Aim | Write out each line in which the string "MEASURED" is present.

□ □ □ □

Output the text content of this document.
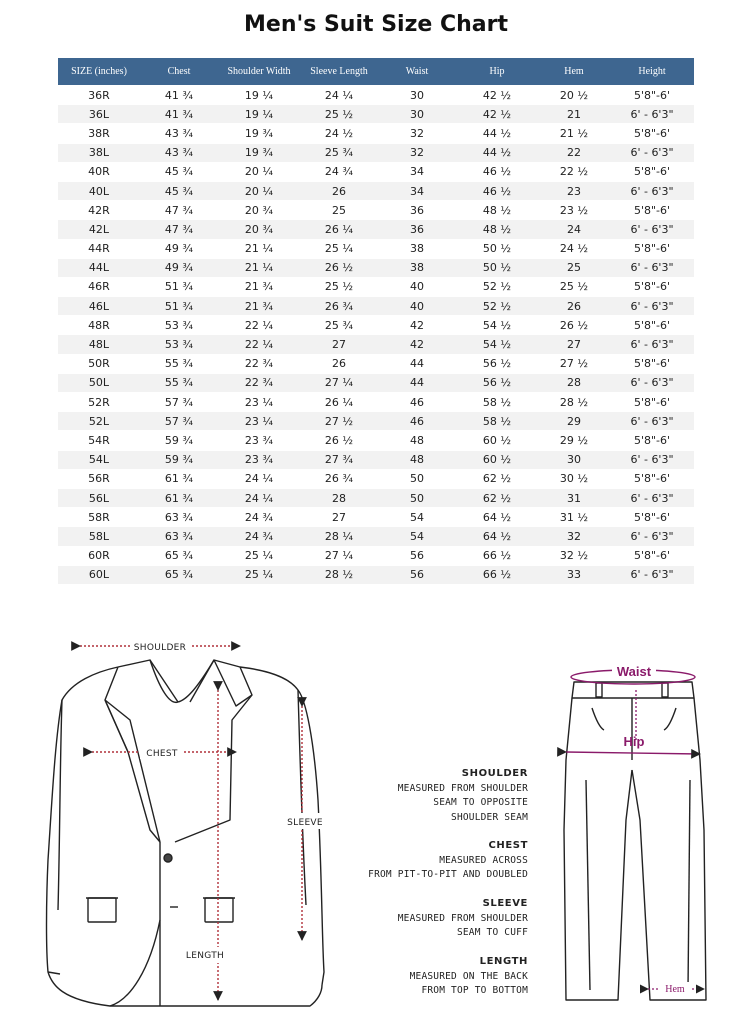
Men's Suit Size Chart
SIZE (inches)	Chest	Shoulder Width	Sleeve Length	Waist	Hip	Hem	Height
36R	41 ¾	19 ¼	24 ¼	30	42 ½	20 ½	5'8"-6'
36L	41 ¾	19 ¼	25 ½	30	42 ½	21	6' - 6'3"
38R	43 ¾	19 ¾	24 ½	32	44 ½	21 ½	5'8"-6'
38L	43 ¾	19 ¾	25 ¾	32	44 ½	22	6' - 6'3"
40R	45 ¾	20 ¼	24 ¾	34	46 ½	22 ½	5'8"-6'
40L	45 ¾	20 ¼	26	34	46 ½	23	6' - 6'3"
42R	47 ¾	20 ¾	25	36	48 ½	23 ½	5'8"-6'
42L	47 ¾	20 ¾	26 ¼	36	48 ½	24	6' - 6'3"
44R	49 ¾	21 ¼	25 ¼	38	50 ½	24 ½	5'8"-6'
44L	49 ¾	21 ¼	26 ½	38	50 ½	25	6' - 6'3"
46R	51 ¾	21 ¾	25 ½	40	52 ½	25 ½	5'8"-6'
46L	51 ¾	21 ¾	26 ¾	40	52 ½	26	6' - 6'3"
48R	53 ¾	22 ¼	25 ¾	42	54 ½	26 ½	5'8"-6'
48L	53 ¾	22 ¼	27	42	54 ½	27	6' - 6'3"
50R	55 ¾	22 ¾	26	44	56 ½	27 ½	5'8"-6'
50L	55 ¾	22 ¾	27 ¼	44	56 ½	28	6' - 6'3"
52R	57 ¾	23 ¼	26 ¼	46	58 ½	28 ½	5'8"-6'
52L	57 ¾	23 ¼	27 ½	46	58 ½	29	6' - 6'3"
54R	59 ¾	23 ¾	26 ½	48	60 ½	29 ½	5'8"-6'
54L	59 ¾	23 ¾	27 ¾	48	60 ½	30	6' - 6'3"
56R	61 ¾	24 ¼	26 ¾	50	62 ½	30 ½	5'8"-6'
56L	61 ¾	24 ¼	28	50	62 ½	31	6' - 6'3"
58R	63 ¾	24 ¾	27	54	64 ½	31 ½	5'8"-6'
58L	63 ¾	24 ¾	28 ¼	54	64 ½	32	6' - 6'3"
60R	65 ¾	25 ¼	27 ¼	56	66 ½	32 ½	5'8"-6'
60L	65 ¾	25 ¼	28 ½	56	66 ½	33	6' - 6'3"
SHOULDER
CHEST
SLEEVE
LENGTH
Waist
Hip
Hem
SHOULDER
MEASURED FROM SHOULDER
SEAM TO OPPOSITE
SHOULDER SEAM
CHEST
MEASURED ACROSS
FROM PIT-TO-PIT AND DOUBLED
SLEEVE
MEASURED FROM SHOULDER
SEAM TO CUFF
LENGTH
MEASURED ON THE BACK
FROM TOP TO BOTTOM
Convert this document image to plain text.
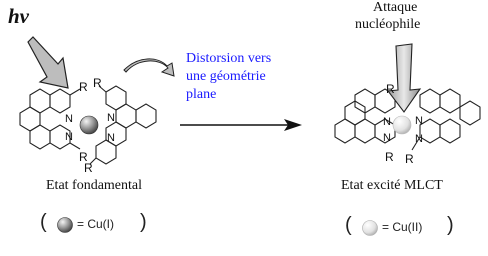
hν
R
R
R
R
N
N
N
N
R
R R
N
N
N
N
Attaque
nucléophile
Distorsion vers
une géométrie
plane
Etat fondamental	Etat excité MLCT
(	= Cu(I) )	(	= Cu(II) )
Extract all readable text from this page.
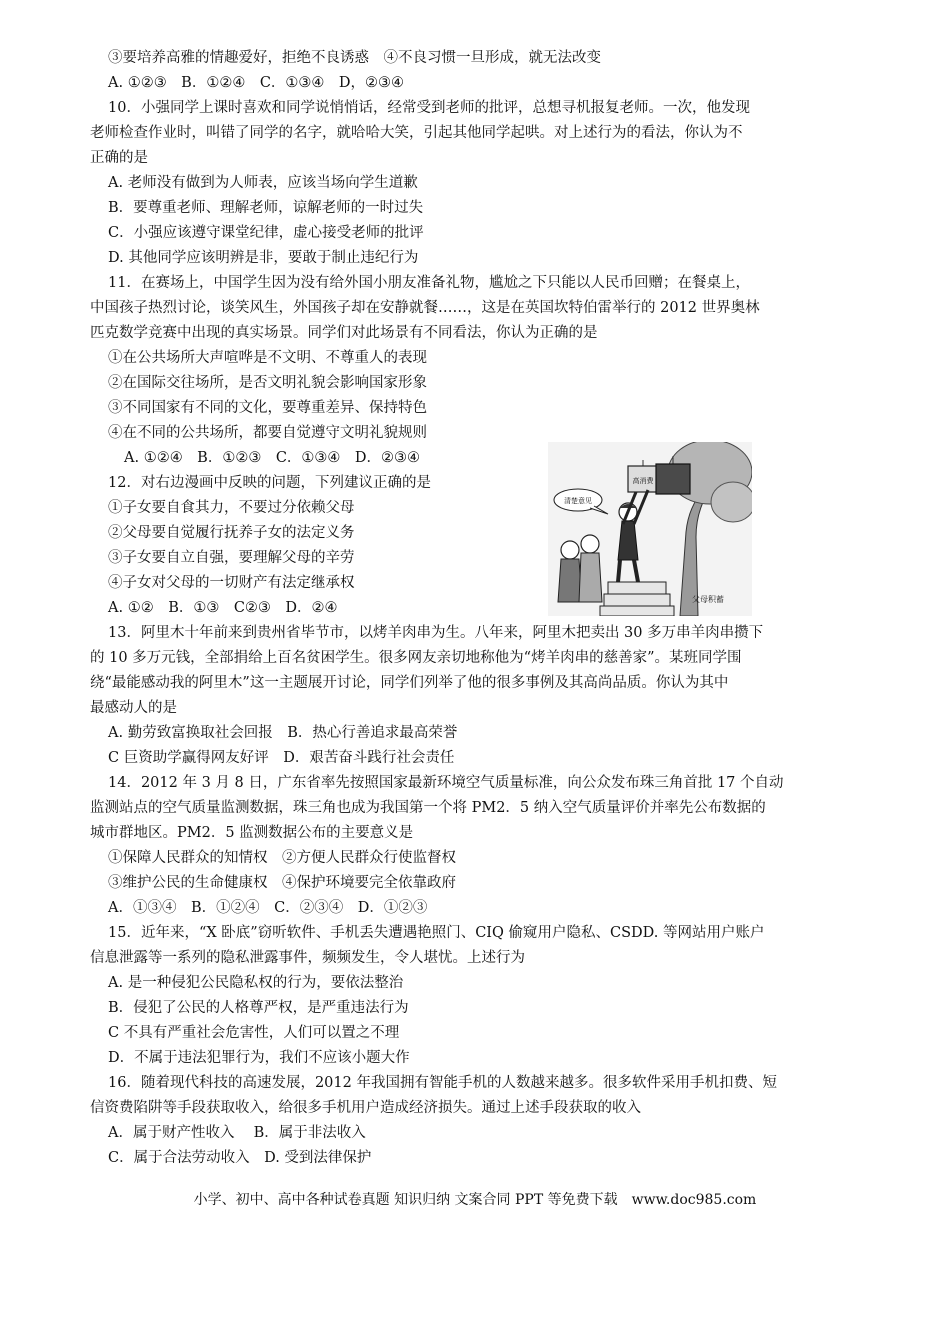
③要培养高雅的情趣爱好，拒绝不良诱惑　④不良习惯一旦形成，就无法改变
A. ①②③　B．①②④　C．①③④　D，②③④
10．小强同学上课时喜欢和同学说悄悄话，经常受到老师的批评，总想寻机报复老师。一次，他发现
老师检查作业时，叫错了同学的名字，就哈哈大笑，引起其他同学起哄。对上述行为的看法，你认为不
正确的是
A. 老师没有做到为人师表，应该当场向学生道歉
B．要尊重老师、理解老师，谅解老师的一时过失
C．小强应该遵守课堂纪律，虚心接受老师的批评
D. 其他同学应该明辨是非，要敢于制止违纪行为
11．在赛场上，中国学生因为没有给外国小朋友准备礼物，尴尬之下只能以人民币回赠；在餐桌上，
中国孩子热烈讨论，谈笑风生，外国孩子却在安静就餐……，这是在英国坎特伯雷举行的 2012 世界奥林
匹克数学竞赛中出现的真实场景。同学们对此场景有不同看法，你认为正确的是
①在公共场所大声喧哗是不文明、不尊重人的表现
②在国际交往场所，是否文明礼貌会影响国家形象
③不同国家有不同的文化，要尊重差异、保持特色
④在不同的公共场所，都要自觉遵守文明礼貌规则
A. ①②④　B．①②③　C．①③④　D．②③④
12．对右边漫画中反映的问题，下列建议正确的是
①子女要自食其力，不要过分依赖父母
②父母要自觉履行抚养子女的法定义务
③子女要自立自强，要理解父母的辛劳
④子女对父母的一切财产有法定继承权
A. ①②　B．①③　C②③　D．②④
13．阿里木十年前来到贵州省毕节市，以烤羊肉串为生。八年来，阿里木把卖出 30 多万串羊肉串攒下
的 10 多万元钱，全部捐给上百名贫困学生。很多网友亲切地称他为“烤羊肉串的慈善家”。某班同学围
绕“最能感动我的阿里木”这一主题展开讨论，同学们列举了他的很多事例及其高尚品质。你认为其中
最感动人的是
A. 勤劳致富换取社会回报　B．热心行善追求最高荣誉
C 巨资助学赢得网友好评　D．艰苦奋斗践行社会责任
14．2012 年 3 月 8 日，广东省率先按照国家最新环境空气质量标准，向公众发布珠三角首批 17 个自动
监测站点的空气质量监测数据，珠三角也成为我国第一个将 PM2．5 纳入空气质量评价并率先公布数据的
城市群地区。PM2．5 监测数据公布的主要意义是
①保障人民群众的知情权　②方便人民群众行使监督权
③维护公民的生命健康权　④保护环境要完全依靠政府
A．①③④　B．①②④　C．②③④　D．①②③
15．近年来，“X 卧底”窃听软件、手机丢失遭遇艳照门、CIQ 偷窥用户隐私、CSDD. 等网站用户账户
信息泄露等一系列的隐私泄露事件，频频发生，令人堪忧。上述行为
A. 是一种侵犯公民隐私权的行为，要依法整治
B．侵犯了公民的人格尊严权，是严重违法行为
C 不具有严重社会危害性，人们可以置之不理
D．不属于违法犯罪行为，我们不应该小题大作
16．随着现代科技的高速发展，2012 年我国拥有智能手机的人数越来越多。很多软件采用手机扣费、短
信资费陷阱等手段获取收入，给很多手机用户造成经济损失。通过上述手段获取的收入
A．属于财产性收入　 B．属于非法收入
C．属于合法劳动收入　D. 受到法律保护
高消费
清楚意见
父母积蓄
小学、初中、高中各种试卷真题 知识归纳 文案合同 PPT 等免费下载　www.doc985.com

□ □ □ □

Answer for the task |
MEASURED FROM SHOULDER
MEASURED ACROSS
MEASURED FROM SHOULDER
MEASURED ON THE BACK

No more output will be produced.